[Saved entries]
*-*-*
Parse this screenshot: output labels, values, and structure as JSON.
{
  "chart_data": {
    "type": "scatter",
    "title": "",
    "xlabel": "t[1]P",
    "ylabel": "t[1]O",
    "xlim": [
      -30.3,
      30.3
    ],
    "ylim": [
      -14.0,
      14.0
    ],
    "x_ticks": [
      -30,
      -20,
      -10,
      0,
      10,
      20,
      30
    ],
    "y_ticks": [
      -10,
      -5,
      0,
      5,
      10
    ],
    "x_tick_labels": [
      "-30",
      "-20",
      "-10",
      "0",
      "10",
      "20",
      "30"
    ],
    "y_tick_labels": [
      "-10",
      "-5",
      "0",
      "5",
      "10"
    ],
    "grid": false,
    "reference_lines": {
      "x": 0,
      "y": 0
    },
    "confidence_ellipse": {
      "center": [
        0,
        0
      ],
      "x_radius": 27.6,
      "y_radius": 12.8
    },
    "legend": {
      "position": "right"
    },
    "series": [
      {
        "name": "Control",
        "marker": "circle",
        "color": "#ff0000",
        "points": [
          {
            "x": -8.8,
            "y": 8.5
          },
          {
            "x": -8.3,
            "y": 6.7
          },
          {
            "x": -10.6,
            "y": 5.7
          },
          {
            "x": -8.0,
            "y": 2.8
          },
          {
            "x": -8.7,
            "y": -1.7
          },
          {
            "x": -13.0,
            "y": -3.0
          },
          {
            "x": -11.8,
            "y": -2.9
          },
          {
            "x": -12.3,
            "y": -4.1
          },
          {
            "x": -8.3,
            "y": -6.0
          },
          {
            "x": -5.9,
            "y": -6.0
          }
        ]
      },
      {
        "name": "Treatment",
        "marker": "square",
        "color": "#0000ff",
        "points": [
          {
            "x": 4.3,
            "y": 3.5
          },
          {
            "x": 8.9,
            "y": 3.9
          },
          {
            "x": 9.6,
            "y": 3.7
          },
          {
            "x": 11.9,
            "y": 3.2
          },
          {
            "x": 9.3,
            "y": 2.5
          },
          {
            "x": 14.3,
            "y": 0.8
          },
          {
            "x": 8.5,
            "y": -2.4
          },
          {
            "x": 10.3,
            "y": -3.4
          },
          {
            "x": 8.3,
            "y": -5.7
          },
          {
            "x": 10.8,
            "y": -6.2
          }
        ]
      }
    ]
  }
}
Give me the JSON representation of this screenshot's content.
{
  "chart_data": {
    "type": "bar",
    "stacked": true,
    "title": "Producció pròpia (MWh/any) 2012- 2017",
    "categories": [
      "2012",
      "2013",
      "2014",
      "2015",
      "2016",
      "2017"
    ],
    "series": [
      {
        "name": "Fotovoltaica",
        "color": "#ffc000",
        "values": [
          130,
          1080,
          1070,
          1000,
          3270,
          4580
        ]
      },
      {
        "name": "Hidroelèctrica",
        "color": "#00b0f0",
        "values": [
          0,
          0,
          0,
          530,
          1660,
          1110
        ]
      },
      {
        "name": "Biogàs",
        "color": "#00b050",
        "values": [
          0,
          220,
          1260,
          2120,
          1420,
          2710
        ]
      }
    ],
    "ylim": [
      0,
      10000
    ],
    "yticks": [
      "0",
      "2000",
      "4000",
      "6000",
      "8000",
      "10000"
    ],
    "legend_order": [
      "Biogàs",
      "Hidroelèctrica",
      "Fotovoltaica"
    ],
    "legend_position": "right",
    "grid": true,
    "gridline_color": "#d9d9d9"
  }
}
*-*-*
■ **WORK TO DO**
Extract, word for word, each line of the listing above.

■ **COMPLETED EXERCISE**
Parse this screenshot: output labels, values, and structure as JSON.
{
  "chart_data": {
    "type": "scatter",
    "title": "",
    "xlabel": "t[1]P",
    "ylabel": "t[1]O",
    "xlim": [
      -30.3,
      30.3
    ],
    "ylim": [
      -14.0,
      14.0
    ],
    "x_ticks": [
      -30,
      -20,
      -10,
      0,
      10,
      20,
      30
    ],
    "y_ticks": [
      -10,
      -5,
      0,
      5,
      10
    ],
    "x_tick_labels": [
      "-30",
      "-20",
      "-10",
      "0",
      "10",
      "20",
      "30"
    ],
    "y_tick_labels": [
      "-10",
      "-5",
      "0",
      "5",
      "10"
    ],
    "grid": false,
    "reference_lines": {
      "x": 0,
      "y": 0
    },
    "confidence_ellipse": {
      "center": [
        0,
        0
      ],
      "x_radius": 27.6,
      "y_radius": 12.8
    },
    "legend": {
      "position": "right"
    },
    "series": [
      {
        "name": "Control",
        "marker": "circle",
        "color": "#ff0000",
        "points": [
          {
            "x": -8.8,
            "y": 8.5
          },
          {
            "x": -8.3,
            "y": 6.7
          },
          {
            "x": -10.6,
            "y": 5.7
          },
          {
            "x": -8.0,
            "y": 2.8
          },
          {
            "x": -8.7,
            "y": -1.7
          },
          {
            "x": -13.0,
            "y": -3.0
          },
          {
            "x": -11.8,
            "y": -2.9
          },
          {
            "x": -12.3,
            "y": -4.1
          },
          {
            "x": -8.3,
            "y": -6.0
          },
          {
            "x": -5.9,
            "y": -6.0
          }
        ]
      },
      {
        "name": "Treatment",
        "marker": "square",
        "color": "#0000ff",
        "points": [
          {
            "x": 4.3,
            "y": 3.5
          },
          {
            "x": 8.9,
            "y": 3.9
          },
          {
            "x": 9.6,
            "y": 3.7
          },
          {
            "x": 11.9,
            "y": 3.2
          },
          {
            "x": 9.3,
            "y": 2.5
          },
          {
            "x": 14.3,
            "y": 0.8
          },
          {
            "x": 8.5,
            "y": -2.4
          },
          {
            "x": 10.3,
            "y": -3.4
          },
          {
            "x": 8.3,
            "y": -5.7
          },
          {
            "x": 10.8,
            "y": -6.2
          }
        ]
      }
    ]
  }
}
Give me the JSON representation of this screenshot's content.
{
  "chart_data": {
    "type": "bar",
    "stacked": true,
    "title": "Producció pròpia (MWh/any) 2012- 2017",
    "categories": [
      "2012",
      "2013",
      "2014",
      "2015",
      "2016",
      "2017"
    ],
    "series": [
      {
        "name": "Fotovoltaica",
        "color": "#ffc000",
        "values": [
          130,
          1080,
          1070,
          1000,
          3270,
          4580
        ]
      },
      {
        "name": "Hidroelèctrica",
        "color": "#00b0f0",
        "values": [
          0,
          0,
          0,
          530,
          1660,
          1110
        ]
      },
      {
        "name": "Biogàs",
        "color": "#00b050",
        "values": [
          0,
          220,
          1260,
          2120,
          1420,
          2710
        ]
      }
    ],
    "ylim": [
      0,
      10000
    ],
    "yticks": [
      "0",
      "2000",
      "4000",
      "6000",
      "8000",
      "10000"
    ],
    "legend_order": [
      "Biogàs",
      "Hidroelèctrica",
      "Fotovoltaica"
    ],
    "legend_position": "right",
    "grid": true,
    "gridline_color": "#d9d9d9"
  }
}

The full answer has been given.